Text segment:
The layouts described here are private layouts and not available for exhibitions.


ABERROG (0-16.5)  by Roger Elkin

The layout is to a scale of 1:43 (7mm to one foot - the same as 0 gauge) but runs on Peco 16.5mm narrow gauge track (the same gauge as 00).

Aberrog is a fictitious fishing village and holiday resort on the coast of North Wales. The town is served by a narrow gauge branch line going up the valley, which also has an interchange goods yard with the British Railways standard gauge line near the harbour. The 2ft 3ins gauge line from the harbour was originally built to carry stone down from the quarries in the mountains, and to transport fish and other goods to the remote villages in the valley. The period is set in the late 1950s/early 1960s when some of the freight and local passenger traffic still survives and a preservation society are starting to develop tourist passenger services, including some trains with a buffet/observation car.

The harbour station at Aberrog

The area modelled depicts the narrow gauge terminus, the goods exchange shed with the standard gauge, and part of the harbour. The narrow gauge line disappears into the hidden sidings behind the loco shed and workshops at Crompton Lodge. The track on the model is Peco 0-16.5, and the locos and rolling stock are a mixture of kit and scratch built items together with some adapted from 00 gauge products. The back scene is hand painted in acrylic paints and most of the buildings are scratch built from foam board and Plasticard.

The layout was originally built for exhibition use, but has now been retired from the exhibition circuit and is permanently set up at home.

Information supplied:

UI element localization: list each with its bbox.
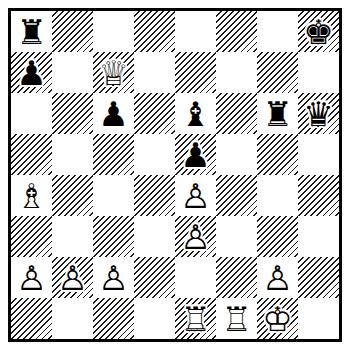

Description of the task:
Answer these from the Aberrog layout description:
1. To what scale is the layout built?
2. What was the 2ft 3ins gauge line from the harbour originally built to do?
3. From what materials are most of the buildings scratch built?

Solution for this task:
1. 1:43 (7mm to one foot, the same as 0 gauge).
2. To carry stone down from the quarries in the mountains, and to transport fish and other goods to the remote villages in the valley.
3. Foam board and Plasticard.